Task objective: Extract each line of the material that follows exactly and omit its pictures.

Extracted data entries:
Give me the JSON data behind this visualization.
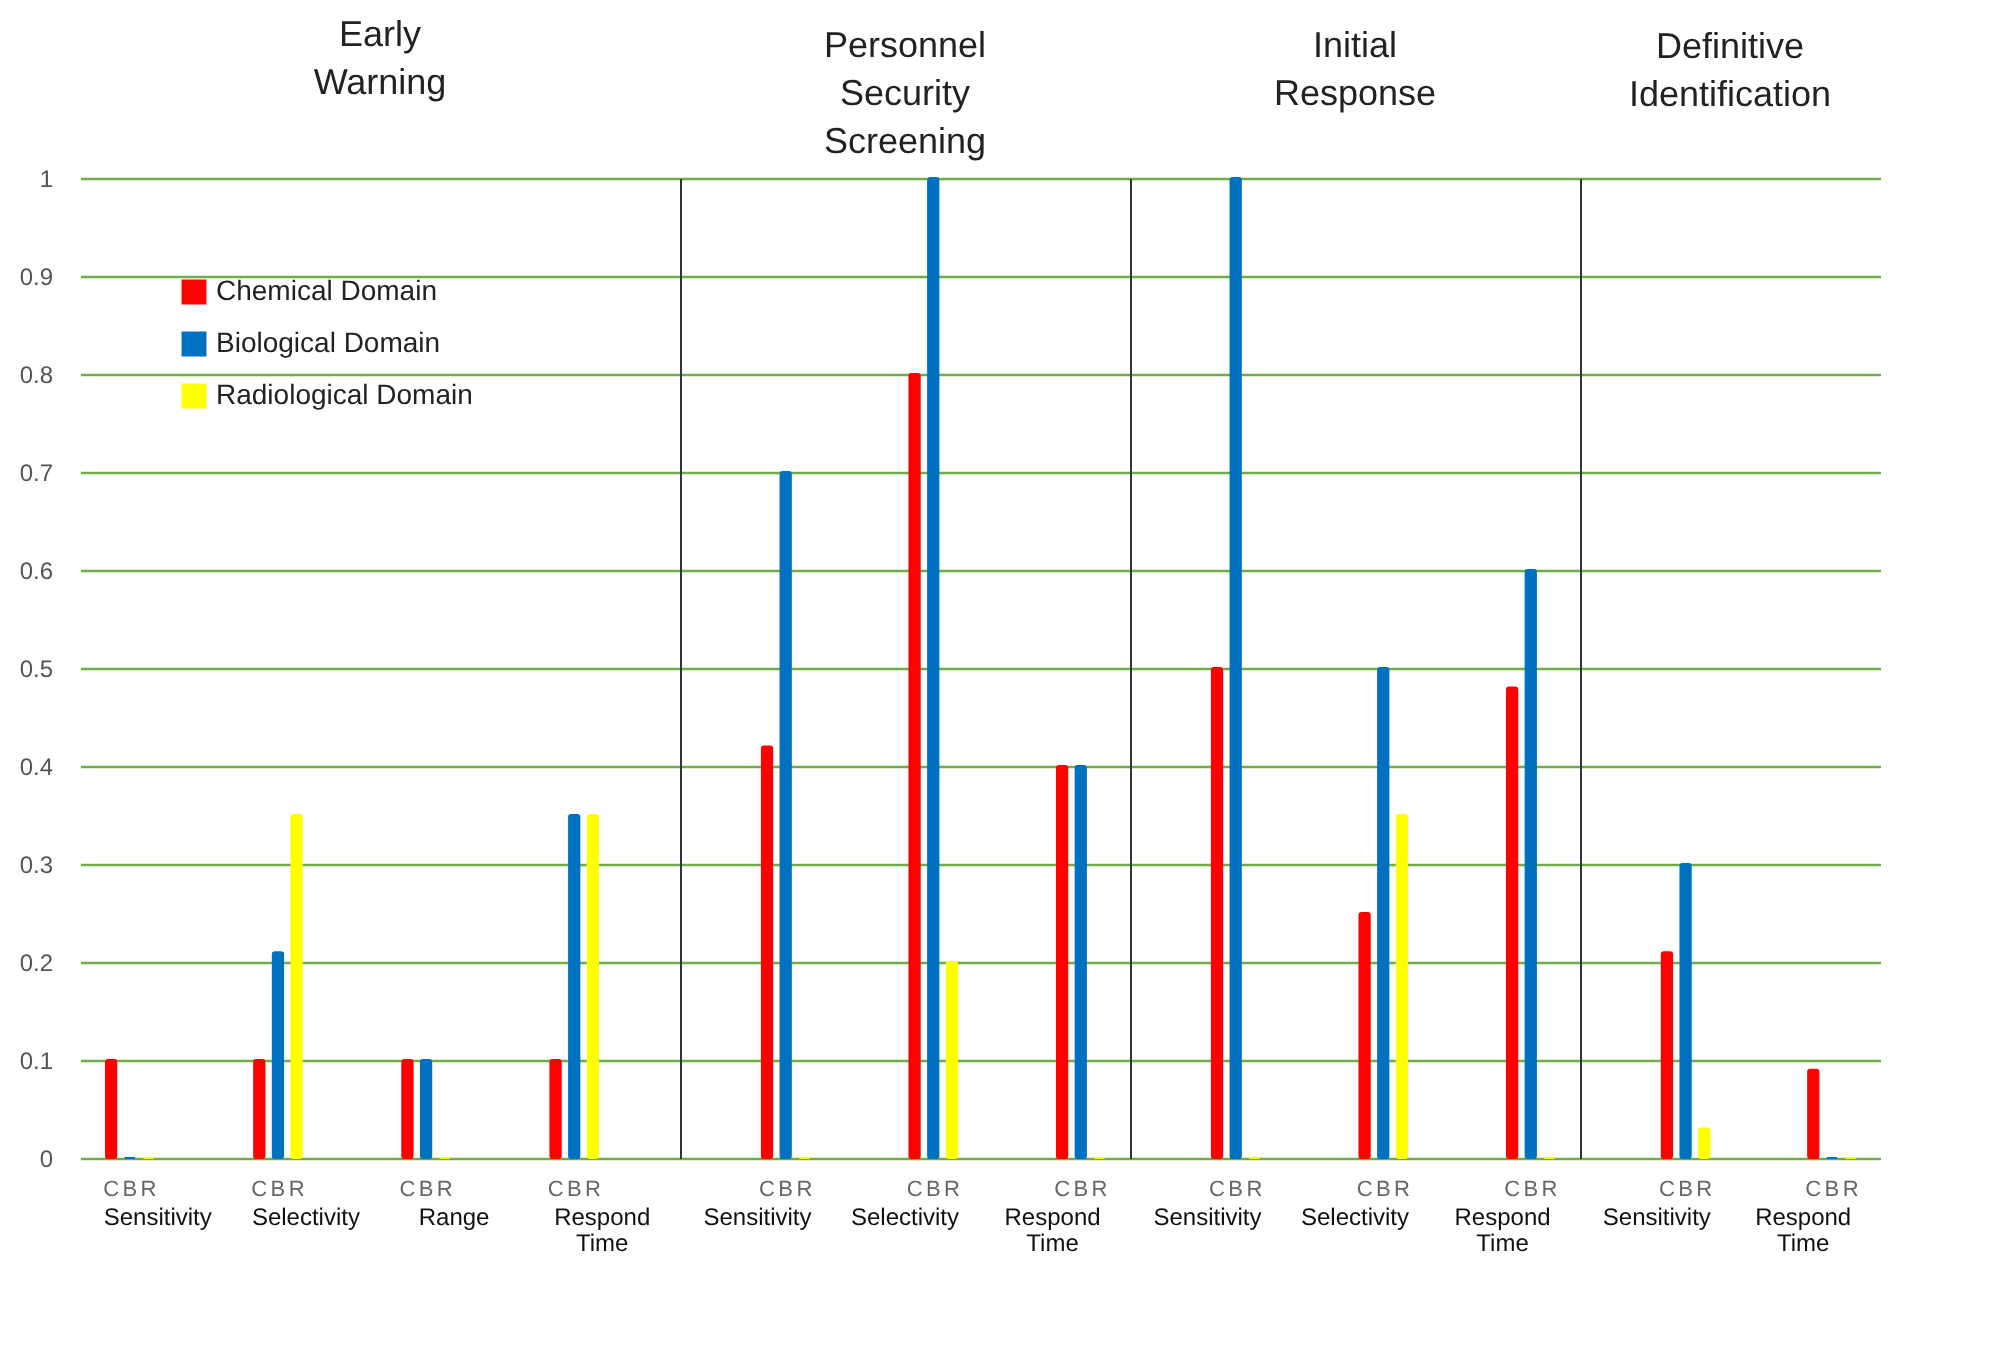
{
  "chart_data": [
    {
      "type": "bar",
      "title": "Early Warning",
      "categories": [
        "Sensitivity",
        "Selectivity",
        "Range",
        "Respond Time"
      ],
      "series": [
        {
          "name": "Chemical Domain",
          "color": "#ff0000",
          "values": [
            0.1,
            0.1,
            0.1,
            0.1
          ]
        },
        {
          "name": "Biological Domain",
          "color": "#0070c0",
          "values": [
            0,
            0.21,
            0.1,
            0.35
          ]
        },
        {
          "name": "Radiological Domain",
          "color": "#ffff00",
          "values": [
            0,
            0.35,
            0,
            0.35
          ]
        }
      ],
      "ylim": [
        0,
        1
      ],
      "yticks": [
        0,
        0.1,
        0.2,
        0.3,
        0.4,
        0.5,
        0.6,
        0.7,
        0.8,
        0.9,
        1
      ],
      "grid": "y",
      "legend": "top left",
      "annotations": [
        "C",
        "B",
        "R"
      ]
    },
    {
      "type": "bar",
      "title": "Personnel Security Screening",
      "categories": [
        "Sensitivity",
        "Selectivity",
        "Respond Time"
      ],
      "series": [
        {
          "color": "#ff0000",
          "values": [
            0.42,
            0.8,
            0.4
          ]
        },
        {
          "color": "#0070c0",
          "values": [
            0.7,
            1,
            0.4
          ]
        },
        {
          "color": "#ffff00",
          "values": [
            0,
            0.2,
            0
          ]
        }
      ],
      "ylim": [
        0,
        1
      ],
      "yticks": [
        0,
        0.1,
        0.2,
        0.3,
        0.4,
        0.5,
        0.6,
        0.7,
        0.8,
        0.9,
        1
      ],
      "grid": "y",
      "tick_labels": "x",
      "annotations": [
        "C",
        "B",
        "R"
      ]
    },
    {
      "type": "bar",
      "title": "Initial Response",
      "categories": [
        "Sensitivity",
        "Selectivity",
        "Respond Time"
      ],
      "series": [
        {
          "color": "#ff0000",
          "values": [
            0.5,
            0.25,
            0.48
          ]
        },
        {
          "color": "#0070c0",
          "values": [
            1,
            0.5,
            0.6
          ]
        },
        {
          "color": "#ffff00",
          "values": [
            0,
            0.35,
            0
          ]
        }
      ],
      "ylim": [
        0,
        1
      ],
      "yticks": [
        0,
        0.1,
        0.2,
        0.3,
        0.4,
        0.5,
        0.6,
        0.7,
        0.8,
        0.9,
        1
      ],
      "grid": "y",
      "tick_labels": "x",
      "annotations": [
        "C",
        "B",
        "R"
      ]
    },
    {
      "type": "bar",
      "title": "Definitive Identification",
      "categories": [
        "Sensitivity",
        "Respond Time"
      ],
      "series": [
        {
          "color": "#ff0000",
          "values": [
            0.21,
            0.09
          ]
        },
        {
          "color": "#0070c0",
          "values": [
            0.3,
            0
          ]
        },
        {
          "color": "#ffff00",
          "values": [
            0.03,
            0
          ]
        }
      ],
      "ylim": [
        0,
        1
      ],
      "yticks": [
        0,
        0.1,
        0.2,
        0.3,
        0.4,
        0.5,
        0.6,
        0.7,
        0.8,
        0.9,
        1
      ],
      "grid": "y",
      "tick_labels": "x",
      "annotations": [
        "C",
        "B",
        "R"
      ]
    }
  ]
}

Answer to the task:
Give me the JSON data behind this visualization.
{
  "chart_data": [
    {
      "type": "bar",
      "title": "Early Warning",
      "categories": [
        "Sensitivity",
        "Selectivity",
        "Range",
        "Respond Time"
      ],
      "series": [
        {
          "name": "Chemical Domain",
          "color": "#ff0000",
          "values": [
            0.1,
            0.1,
            0.1,
            0.1
          ]
        },
        {
          "name": "Biological Domain",
          "color": "#0070c0",
          "values": [
            0,
            0.21,
            0.1,
            0.35
          ]
        },
        {
          "name": "Radiological Domain",
          "color": "#ffff00",
          "values": [
            0,
            0.35,
            0,
            0.35
          ]
        }
      ],
      "ylim": [
        0,
        1
      ],
      "yticks": [
        0,
        0.1,
        0.2,
        0.3,
        0.4,
        0.5,
        0.6,
        0.7,
        0.8,
        0.9,
        1
      ],
      "grid": "y",
      "legend": "top left",
      "annotations": [
        "C",
        "B",
        "R"
      ]
    },
    {
      "type": "bar",
      "title": "Personnel Security Screening",
      "categories": [
        "Sensitivity",
        "Selectivity",
        "Respond Time"
      ],
      "series": [
        {
          "color": "#ff0000",
          "values": [
            0.42,
            0.8,
            0.4
          ]
        },
        {
          "color": "#0070c0",
          "values": [
            0.7,
            1,
            0.4
          ]
        },
        {
          "color": "#ffff00",
          "values": [
            0,
            0.2,
            0
          ]
        }
      ],
      "ylim": [
        0,
        1
      ],
      "yticks": [
        0,
        0.1,
        0.2,
        0.3,
        0.4,
        0.5,
        0.6,
        0.7,
        0.8,
        0.9,
        1
      ],
      "grid": "y",
      "tick_labels": "x",
      "annotations": [
        "C",
        "B",
        "R"
      ]
    },
    {
      "type": "bar",
      "title": "Initial Response",
      "categories": [
        "Sensitivity",
        "Selectivity",
        "Respond Time"
      ],
      "series": [
        {
          "color": "#ff0000",
          "values": [
            0.5,
            0.25,
            0.48
          ]
        },
        {
          "color": "#0070c0",
          "values": [
            1,
            0.5,
            0.6
          ]
        },
        {
          "color": "#ffff00",
          "values": [
            0,
            0.35,
            0
          ]
        }
      ],
      "ylim": [
        0,
        1
      ],
      "yticks": [
        0,
        0.1,
        0.2,
        0.3,
        0.4,
        0.5,
        0.6,
        0.7,
        0.8,
        0.9,
        1
      ],
      "grid": "y",
      "tick_labels": "x",
      "annotations": [
        "C",
        "B",
        "R"
      ]
    },
    {
      "type": "bar",
      "title": "Definitive Identification",
      "categories": [
        "Sensitivity",
        "Respond Time"
      ],
      "series": [
        {
          "color": "#ff0000",
          "values": [
            0.21,
            0.09
          ]
        },
        {
          "color": "#0070c0",
          "values": [
            0.3,
            0
          ]
        },
        {
          "color": "#ffff00",
          "values": [
            0.03,
            0
          ]
        }
      ],
      "ylim": [
        0,
        1
      ],
      "yticks": [
        0,
        0.1,
        0.2,
        0.3,
        0.4,
        0.5,
        0.6,
        0.7,
        0.8,
        0.9,
        1
      ],
      "grid": "y",
      "tick_labels": "x",
      "annotations": [
        "C",
        "B",
        "R"
      ]
    }
  ]
}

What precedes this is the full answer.